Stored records
·····

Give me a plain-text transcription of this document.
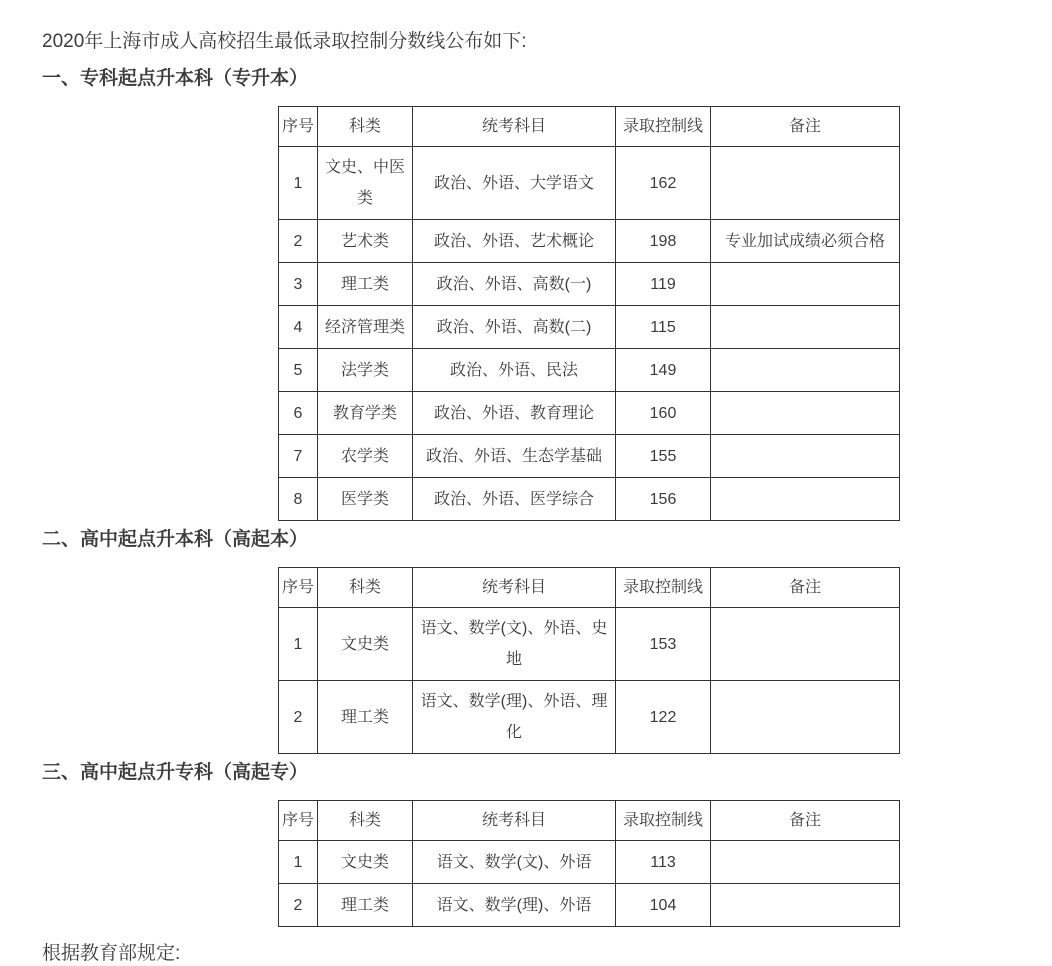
2020年上海市成人高校招生最低录取控制分数线公布如下:

一、专科起点升本科（专升本）
序号	科类	统考科目	录取控制线	备注
1	文史、中医类	政治、外语、大学语文	162	
2	艺术类	政治、外语、艺术概论	198	专业加试成绩必须合格
3	理工类	政治、外语、高数(一)	119	
4	经济管理类	政治、外语、高数(二)	115	
5	法学类	政治、外语、民法	149	
6	教育学类	政治、外语、教育理论	160	
7	农学类	政治、外语、生态学基础	155	
8	医学类	政治、外语、医学综合	156	
二、高中起点升本科（高起本）
序号	科类	统考科目	录取控制线	备注
1	文史类	语文、数学(文)、外语、史地	153	
2	理工类	语文、数学(理)、外语、理化	122	
三、高中起点升专科（高起专）
序号	科类	统考科目	录取控制线	备注
1	文史类	语文、数学(文)、外语	113	
2	理工类	语文、数学(理)、外语	104	

根据教育部规定:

·····

# Aim
Copy all the lines of data exactly as they appear, dropping any images.

# Result for this task
Give me a plain-text transcription of this document.
2020年上海市成人高校招生最低录取控制分数线公布如下:

一、专科起点升本科（专升本）
序号	科类	统考科目	录取控制线	备注
1	文史、中医类	政治、外语、大学语文	162	
2	艺术类	政治、外语、艺术概论	198	专业加试成绩必须合格
3	理工类	政治、外语、高数(一)	119	
4	经济管理类	政治、外语、高数(二)	115	
5	法学类	政治、外语、民法	149	
6	教育学类	政治、外语、教育理论	160	
7	农学类	政治、外语、生态学基础	155	
8	医学类	政治、外语、医学综合	156	
二、高中起点升本科（高起本）
序号	科类	统考科目	录取控制线	备注
1	文史类	语文、数学(文)、外语、史地	153	
2	理工类	语文、数学(理)、外语、理化	122	
三、高中起点升专科（高起专）
序号	科类	统考科目	录取控制线	备注
1	文史类	语文、数学(文)、外语	113	
2	理工类	语文、数学(理)、外语	104	

根据教育部规定:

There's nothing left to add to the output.